[Records from a data source]
——

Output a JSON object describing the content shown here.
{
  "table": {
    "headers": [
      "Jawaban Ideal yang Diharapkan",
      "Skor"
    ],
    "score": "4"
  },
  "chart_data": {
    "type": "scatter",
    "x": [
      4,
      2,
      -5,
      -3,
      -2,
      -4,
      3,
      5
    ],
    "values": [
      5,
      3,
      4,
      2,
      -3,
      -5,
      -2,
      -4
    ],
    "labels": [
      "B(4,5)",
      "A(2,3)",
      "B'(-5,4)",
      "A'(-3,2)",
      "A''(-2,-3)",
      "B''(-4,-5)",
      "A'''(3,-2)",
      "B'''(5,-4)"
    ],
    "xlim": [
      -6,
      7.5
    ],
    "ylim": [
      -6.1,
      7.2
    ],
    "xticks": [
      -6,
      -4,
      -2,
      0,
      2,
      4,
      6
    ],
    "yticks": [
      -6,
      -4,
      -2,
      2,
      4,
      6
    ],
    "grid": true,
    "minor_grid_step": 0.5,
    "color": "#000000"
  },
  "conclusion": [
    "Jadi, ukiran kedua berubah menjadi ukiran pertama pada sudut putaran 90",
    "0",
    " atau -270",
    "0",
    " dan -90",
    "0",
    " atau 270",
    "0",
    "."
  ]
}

——

WHAT TO PRODUCE: Recite the full listing above exactly.

FULL RESPONSE:
Output a JSON object describing the content shown here.
{
  "table": {
    "headers": [
      "Jawaban Ideal yang Diharapkan",
      "Skor"
    ],
    "score": "4"
  },
  "chart_data": {
    "type": "scatter",
    "x": [
      4,
      2,
      -5,
      -3,
      -2,
      -4,
      3,
      5
    ],
    "values": [
      5,
      3,
      4,
      2,
      -3,
      -5,
      -2,
      -4
    ],
    "labels": [
      "B(4,5)",
      "A(2,3)",
      "B'(-5,4)",
      "A'(-3,2)",
      "A''(-2,-3)",
      "B''(-4,-5)",
      "A'''(3,-2)",
      "B'''(5,-4)"
    ],
    "xlim": [
      -6,
      7.5
    ],
    "ylim": [
      -6.1,
      7.2
    ],
    "xticks": [
      -6,
      -4,
      -2,
      0,
      2,
      4,
      6
    ],
    "yticks": [
      -6,
      -4,
      -2,
      2,
      4,
      6
    ],
    "grid": true,
    "minor_grid_step": 0.5,
    "color": "#000000"
  },
  "conclusion": [
    "Jadi, ukiran kedua berubah menjadi ukiran pertama pada sudut putaran 90",
    "0",
    " atau -270",
    "0",
    " dan -90",
    "0",
    " atau 270",
    "0",
    "."
  ]
}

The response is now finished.